### [TASK BRIEF]
Transcribe all the records with complete accuracy.
** Start of INFORMATION SUPPLIED **
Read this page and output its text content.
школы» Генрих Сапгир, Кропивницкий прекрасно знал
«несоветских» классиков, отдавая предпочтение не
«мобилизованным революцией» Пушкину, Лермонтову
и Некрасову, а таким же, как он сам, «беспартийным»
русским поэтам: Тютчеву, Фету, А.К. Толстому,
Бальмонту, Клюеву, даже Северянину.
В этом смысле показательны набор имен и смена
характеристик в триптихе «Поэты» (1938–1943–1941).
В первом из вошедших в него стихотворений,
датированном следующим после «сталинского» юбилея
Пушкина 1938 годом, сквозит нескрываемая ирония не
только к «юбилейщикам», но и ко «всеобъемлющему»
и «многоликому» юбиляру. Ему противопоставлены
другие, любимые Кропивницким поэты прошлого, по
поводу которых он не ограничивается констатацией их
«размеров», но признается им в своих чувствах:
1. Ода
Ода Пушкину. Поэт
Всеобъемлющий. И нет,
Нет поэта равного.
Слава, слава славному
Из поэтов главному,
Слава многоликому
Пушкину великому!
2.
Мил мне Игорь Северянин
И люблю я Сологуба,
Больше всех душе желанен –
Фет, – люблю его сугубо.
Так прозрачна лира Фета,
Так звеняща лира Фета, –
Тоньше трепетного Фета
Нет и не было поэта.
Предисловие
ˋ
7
** End of INFORMATION SUPPLIED **
### [SOLUTION]
Read this page and output its text content.
школы» Генрих Сапгир, Кропивницкий прекрасно знал
«несоветских» классиков, отдавая предпочтение не
«мобилизованным революцией» Пушкину, Лермонтову
и Некрасову, а таким же, как он сам, «беспартийным»
русским поэтам: Тютчеву, Фету, А.К. Толстому,
Бальмонту, Клюеву, даже Северянину.
В этом смысле показательны набор имен и смена
характеристик в триптихе «Поэты» (1938–1943–1941).
В первом из вошедших в него стихотворений,
датированном следующим после «сталинского» юбилея
Пушкина 1938 годом, сквозит нескрываемая ирония не
только к «юбилейщикам», но и ко «всеобъемлющему»
и «многоликому» юбиляру. Ему противопоставлены
другие, любимые Кропивницким поэты прошлого, по
поводу которых он не ограничивается констатацией их
«размеров», но признается им в своих чувствах:
1. Ода
Ода Пушкину. Поэт
Всеобъемлющий. И нет,
Нет поэта равного.
Слава, слава славному
Из поэтов главному,
Слава многоликому
Пушкину великому!
2.
Мил мне Игорь Северянин
И люблю я Сологуба,
Больше всех душе желанен –
Фет, – люблю его сугубо.
Так прозрачна лира Фета,
Так звеняща лира Фета, –
Тоньше трепетного Фета
Нет и не было поэта.
Предисловие
ˋ
7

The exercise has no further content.